Collection entries:

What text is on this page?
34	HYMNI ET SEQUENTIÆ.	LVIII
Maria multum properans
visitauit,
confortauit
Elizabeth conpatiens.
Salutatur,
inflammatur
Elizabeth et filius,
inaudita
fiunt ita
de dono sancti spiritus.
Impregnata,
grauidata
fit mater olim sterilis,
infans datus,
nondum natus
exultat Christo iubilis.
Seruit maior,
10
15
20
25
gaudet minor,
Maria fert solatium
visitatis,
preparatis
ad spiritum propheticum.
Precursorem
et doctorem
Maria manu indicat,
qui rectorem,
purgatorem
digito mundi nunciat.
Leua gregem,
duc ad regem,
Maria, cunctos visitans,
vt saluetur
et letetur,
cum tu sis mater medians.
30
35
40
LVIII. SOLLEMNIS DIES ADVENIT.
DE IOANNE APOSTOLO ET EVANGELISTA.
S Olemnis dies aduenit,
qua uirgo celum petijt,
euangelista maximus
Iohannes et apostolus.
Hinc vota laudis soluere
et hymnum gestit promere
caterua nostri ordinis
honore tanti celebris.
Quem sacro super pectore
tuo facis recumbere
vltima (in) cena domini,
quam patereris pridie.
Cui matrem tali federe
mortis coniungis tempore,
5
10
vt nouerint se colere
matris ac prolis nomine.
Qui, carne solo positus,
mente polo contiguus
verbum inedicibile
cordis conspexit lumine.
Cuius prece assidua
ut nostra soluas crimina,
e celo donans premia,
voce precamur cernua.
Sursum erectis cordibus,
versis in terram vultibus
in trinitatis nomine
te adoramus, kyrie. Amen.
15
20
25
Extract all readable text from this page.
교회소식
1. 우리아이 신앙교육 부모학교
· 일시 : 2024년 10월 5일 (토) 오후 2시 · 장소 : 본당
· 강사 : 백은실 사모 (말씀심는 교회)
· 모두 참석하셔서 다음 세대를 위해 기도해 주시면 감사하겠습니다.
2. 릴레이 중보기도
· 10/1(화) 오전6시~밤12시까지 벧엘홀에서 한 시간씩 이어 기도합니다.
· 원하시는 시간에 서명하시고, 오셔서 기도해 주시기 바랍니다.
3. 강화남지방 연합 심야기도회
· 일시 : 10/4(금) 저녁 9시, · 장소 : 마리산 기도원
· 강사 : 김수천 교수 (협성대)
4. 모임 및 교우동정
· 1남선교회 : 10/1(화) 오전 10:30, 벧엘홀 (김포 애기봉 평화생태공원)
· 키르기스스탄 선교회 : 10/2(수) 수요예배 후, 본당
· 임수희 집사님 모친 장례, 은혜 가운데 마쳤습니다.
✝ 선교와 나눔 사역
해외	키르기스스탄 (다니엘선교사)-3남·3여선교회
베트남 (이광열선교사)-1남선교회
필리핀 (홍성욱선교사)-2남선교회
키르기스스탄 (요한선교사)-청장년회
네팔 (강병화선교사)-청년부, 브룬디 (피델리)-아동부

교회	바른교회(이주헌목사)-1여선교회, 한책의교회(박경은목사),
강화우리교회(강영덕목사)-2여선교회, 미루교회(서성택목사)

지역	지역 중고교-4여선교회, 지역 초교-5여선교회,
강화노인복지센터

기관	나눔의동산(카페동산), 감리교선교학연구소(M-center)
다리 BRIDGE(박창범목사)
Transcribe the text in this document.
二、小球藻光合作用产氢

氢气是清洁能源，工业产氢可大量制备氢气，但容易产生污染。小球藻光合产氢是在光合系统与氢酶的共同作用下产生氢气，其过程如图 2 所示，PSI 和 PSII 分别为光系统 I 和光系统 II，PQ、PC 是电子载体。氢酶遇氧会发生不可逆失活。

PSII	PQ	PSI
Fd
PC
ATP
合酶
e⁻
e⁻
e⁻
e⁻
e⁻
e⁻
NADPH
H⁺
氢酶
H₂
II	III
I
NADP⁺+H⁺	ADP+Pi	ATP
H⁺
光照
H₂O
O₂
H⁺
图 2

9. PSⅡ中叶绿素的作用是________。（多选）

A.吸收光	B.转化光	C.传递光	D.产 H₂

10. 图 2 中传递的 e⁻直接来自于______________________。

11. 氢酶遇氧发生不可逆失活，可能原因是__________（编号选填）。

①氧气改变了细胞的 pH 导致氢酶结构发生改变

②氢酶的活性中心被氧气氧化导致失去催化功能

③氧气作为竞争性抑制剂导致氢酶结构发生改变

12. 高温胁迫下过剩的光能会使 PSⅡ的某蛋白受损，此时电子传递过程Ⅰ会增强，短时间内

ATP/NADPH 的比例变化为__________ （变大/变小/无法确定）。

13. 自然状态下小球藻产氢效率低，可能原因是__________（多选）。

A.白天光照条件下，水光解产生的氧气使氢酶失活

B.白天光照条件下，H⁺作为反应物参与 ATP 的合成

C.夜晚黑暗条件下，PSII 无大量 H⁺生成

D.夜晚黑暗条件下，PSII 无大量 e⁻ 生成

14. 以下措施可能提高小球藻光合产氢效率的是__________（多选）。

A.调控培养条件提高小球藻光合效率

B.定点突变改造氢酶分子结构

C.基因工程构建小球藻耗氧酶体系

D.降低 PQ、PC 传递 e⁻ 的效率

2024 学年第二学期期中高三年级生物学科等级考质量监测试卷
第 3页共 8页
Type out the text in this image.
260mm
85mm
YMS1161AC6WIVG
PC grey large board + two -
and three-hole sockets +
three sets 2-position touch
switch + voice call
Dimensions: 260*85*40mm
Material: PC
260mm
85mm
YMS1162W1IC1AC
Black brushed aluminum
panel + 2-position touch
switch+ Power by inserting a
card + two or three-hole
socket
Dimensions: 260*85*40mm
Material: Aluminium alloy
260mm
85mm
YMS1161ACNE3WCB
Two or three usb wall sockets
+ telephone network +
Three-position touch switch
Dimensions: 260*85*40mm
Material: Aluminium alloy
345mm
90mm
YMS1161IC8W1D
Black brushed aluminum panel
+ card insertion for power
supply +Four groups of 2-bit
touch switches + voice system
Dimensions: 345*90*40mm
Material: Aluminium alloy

* WORK INSTRUCTIONS
Tally the lines of the listing in which the word "hole" occurs, and state the total alone.

* CORRECT OUTPUT
2